Required task
Every line below is to be copied exactly, with the pictures left out.

Listed records
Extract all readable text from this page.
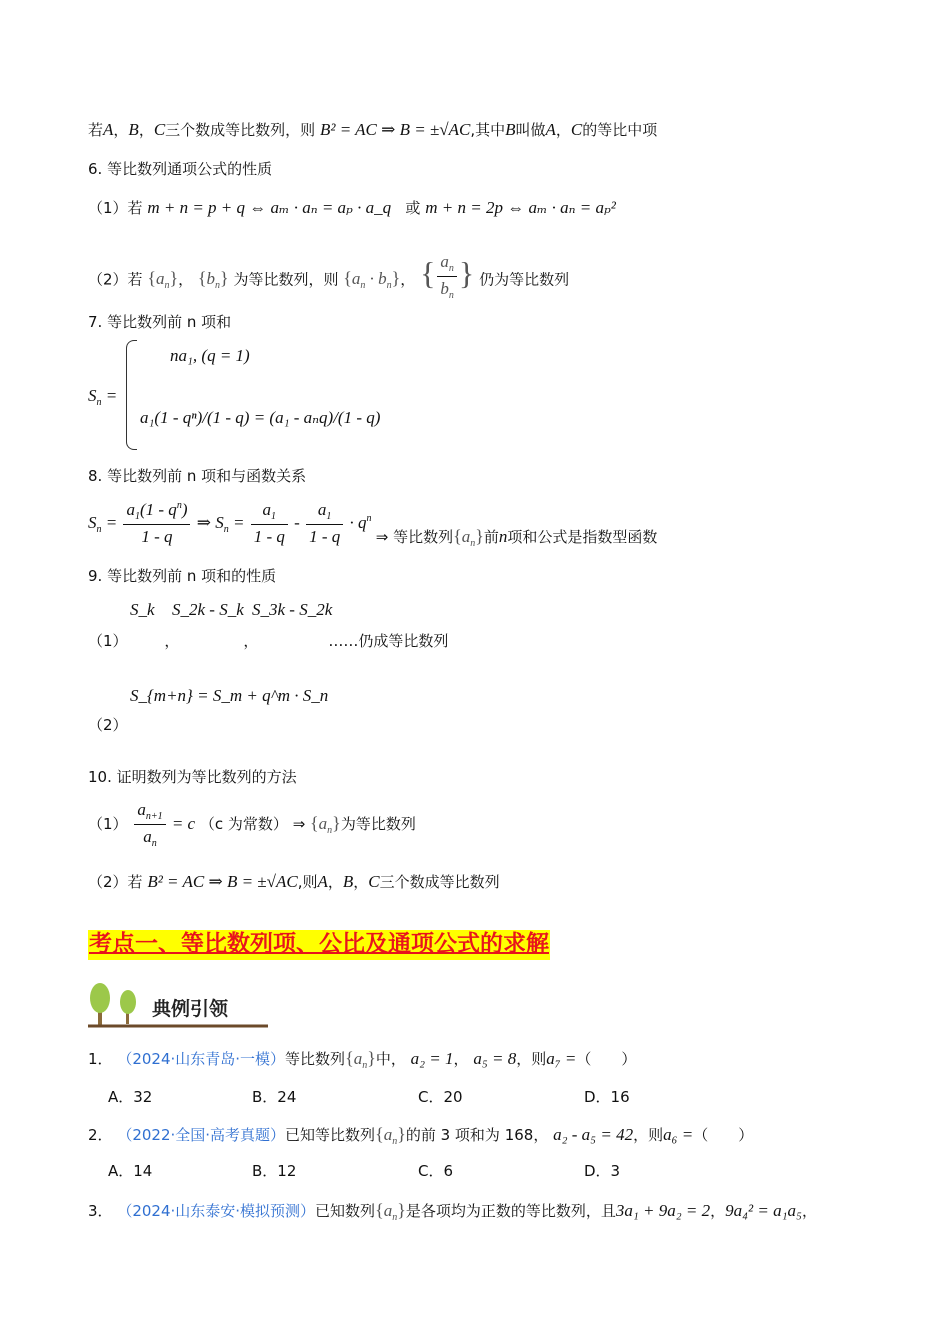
若A，B，C三个数成等比数列，则 B² = AC ⇒ B = ±√AC,其中B叫做A，C的等比中项
6. 等比数列通项公式的性质
（1）若 m + n = p + q ⇔ aₘ · aₙ = aₚ · a_q 或 m + n = 2p ⇔ aₘ · aₙ = aₚ²
（2）若 $\{a_n\}$， $\{b_n\}$ 为等比数列，则 $\{a_n \cdot b_n\}$， { $\frac{a_n}{b_n}$ } 仍为等比数列
7. 等比数列前 n 项和
$S_n$ =
na₁, (q = 1)
a₁(1 - qⁿ)/(1 - q) = (a₁ - aₙq)/(1 - q)
8. 等比数列前 n 项和与函数关系
$S_n = \frac{a_1(1 - q^n)}{1 - q}$ ⇒ $S_n = \frac{a_1}{1 - q} - \frac{a_1}{1 - q} \cdot q^n$ ⇒ 等比数列$\{a_n\}$前n项和公式是指数型函数
9. 等比数列前 n 项和的性质
S_k S_2k - S_k S_3k - S_2k
（1） ，	，	……仍成等比数列
S_{m+n} = S_m + q^m · S_n
（2）
10. 证明数列为等比数列的方法
$(1) \frac{a_{n+1}}{a_n} = c$ （c 为常数） ⇒ $\{a_n\}$为等比数列
（2）若 B² = AC ⇒ B = ±√AC,则A，B，C三个数成等比数列
考点一、等比数列项、公比及通项公式的求解
典例引领
1． （2024·山东青岛·一模）等比数列$\{a_n\}$中， a₂ = 1， a₅ = 8，则a₇ =（　　）
A．32	B．24	C．20	D．16
2． （2022·全国·高考真题）已知等比数列$\{a_n\}$的前 3 项和为 168， a₂ - a₅ = 42，则a₆ =（　　）
A．14	B．12	C．6	D．3
3． （2024·山东泰安·模拟预测）已知数列$\{a_n\}$是各项均为正数的等比数列，且3a₁ + 9a₂ = 2，9a₄² = a₁a₅，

Output below
Extract all readable text from this page.
若A，B，C三个数成等比数列，则 B² = AC ⇒ B = ±√AC,其中B叫做A，C的等比中项
6. 等比数列通项公式的性质
（1）若 m + n = p + q ⇔ aₘ · aₙ = aₚ · a_q 或 m + n = 2p ⇔ aₘ · aₙ = aₚ²
（2）若 $\{a_n\}$， $\{b_n\}$ 为等比数列，则 $\{a_n \cdot b_n\}$， { $\frac{a_n}{b_n}$ } 仍为等比数列
7. 等比数列前 n 项和
$S_n$ =
na₁, (q = 1)
a₁(1 - qⁿ)/(1 - q) = (a₁ - aₙq)/(1 - q)
8. 等比数列前 n 项和与函数关系
$S_n = \frac{a_1(1 - q^n)}{1 - q}$ ⇒ $S_n = \frac{a_1}{1 - q} - \frac{a_1}{1 - q} \cdot q^n$ ⇒ 等比数列$\{a_n\}$前n项和公式是指数型函数
9. 等比数列前 n 项和的性质
S_k S_2k - S_k S_3k - S_2k
（1） ，	，	……仍成等比数列
S_{m+n} = S_m + q^m · S_n
（2）
10. 证明数列为等比数列的方法
$(1) \frac{a_{n+1}}{a_n} = c$ （c 为常数） ⇒ $\{a_n\}$为等比数列
（2）若 B² = AC ⇒ B = ±√AC,则A，B，C三个数成等比数列
考点一、等比数列项、公比及通项公式的求解
典例引领
1． （2024·山东青岛·一模）等比数列$\{a_n\}$中， a₂ = 1， a₅ = 8，则a₇ =（　　）
A．32	B．24	C．20	D．16
2． （2022·全国·高考真题）已知等比数列$\{a_n\}$的前 3 项和为 168， a₂ - a₅ = 42，则a₆ =（　　）
A．14	B．12	C．6	D．3
3． （2024·山东泰安·模拟预测）已知数列$\{a_n\}$是各项均为正数的等比数列，且3a₁ + 9a₂ = 2，9a₄² = a₁a₅，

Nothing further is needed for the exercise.